▶ **AIM**: Transcribe the records in full, keeping every character as it is.

▶ **DATASET**:

>>>>>

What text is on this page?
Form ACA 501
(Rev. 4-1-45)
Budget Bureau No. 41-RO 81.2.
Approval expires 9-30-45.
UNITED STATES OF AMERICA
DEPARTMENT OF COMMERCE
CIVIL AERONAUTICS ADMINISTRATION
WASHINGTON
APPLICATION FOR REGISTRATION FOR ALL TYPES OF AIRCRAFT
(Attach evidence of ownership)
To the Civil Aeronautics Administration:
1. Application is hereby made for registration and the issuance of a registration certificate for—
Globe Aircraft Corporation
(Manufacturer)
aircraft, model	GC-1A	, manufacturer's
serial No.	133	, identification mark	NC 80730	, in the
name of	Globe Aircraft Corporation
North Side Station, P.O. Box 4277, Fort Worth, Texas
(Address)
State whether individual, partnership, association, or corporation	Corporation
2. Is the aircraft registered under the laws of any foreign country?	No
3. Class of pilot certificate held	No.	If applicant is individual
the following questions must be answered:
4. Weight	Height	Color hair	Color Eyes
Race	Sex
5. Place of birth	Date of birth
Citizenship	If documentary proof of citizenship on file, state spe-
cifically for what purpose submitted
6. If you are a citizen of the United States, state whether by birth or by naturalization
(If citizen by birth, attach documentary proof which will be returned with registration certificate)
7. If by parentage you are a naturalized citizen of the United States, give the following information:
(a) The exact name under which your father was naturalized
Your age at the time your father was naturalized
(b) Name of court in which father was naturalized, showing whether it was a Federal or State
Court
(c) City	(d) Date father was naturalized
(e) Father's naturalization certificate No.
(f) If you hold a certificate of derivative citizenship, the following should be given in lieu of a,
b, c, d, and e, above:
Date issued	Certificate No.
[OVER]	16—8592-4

<<<<<

▶ **RESULT FOR THIS TASK**:
What text is on this page?
Form ACA 501
(Rev. 4-1-45)
Budget Bureau No. 41-RO 81.2.
Approval expires 9-30-45.
UNITED STATES OF AMERICA
DEPARTMENT OF COMMERCE
CIVIL AERONAUTICS ADMINISTRATION
WASHINGTON
APPLICATION FOR REGISTRATION FOR ALL TYPES OF AIRCRAFT
(Attach evidence of ownership)
To the Civil Aeronautics Administration:
1. Application is hereby made for registration and the issuance of a registration certificate for—
Globe Aircraft Corporation
(Manufacturer)
aircraft, model	GC-1A	, manufacturer's
serial No.	133	, identification mark	NC 80730	, in the
name of	Globe Aircraft Corporation
North Side Station, P.O. Box 4277, Fort Worth, Texas
(Address)
State whether individual, partnership, association, or corporation	Corporation
2. Is the aircraft registered under the laws of any foreign country?	No
3. Class of pilot certificate held	No.	If applicant is individual
the following questions must be answered:
4. Weight	Height	Color hair	Color Eyes
Race	Sex
5. Place of birth	Date of birth
Citizenship	If documentary proof of citizenship on file, state spe-
cifically for what purpose submitted
6. If you are a citizen of the United States, state whether by birth or by naturalization
(If citizen by birth, attach documentary proof which will be returned with registration certificate)
7. If by parentage you are a naturalized citizen of the United States, give the following information:
(a) The exact name under which your father was naturalized
Your age at the time your father was naturalized
(b) Name of court in which father was naturalized, showing whether it was a Federal or State
Court
(c) City	(d) Date father was naturalized
(e) Father's naturalization certificate No.
(f) If you hold a certificate of derivative citizenship, the following should be given in lieu of a,
b, c, d, and e, above:
Date issued	Certificate No.
[OVER]	16—8592-4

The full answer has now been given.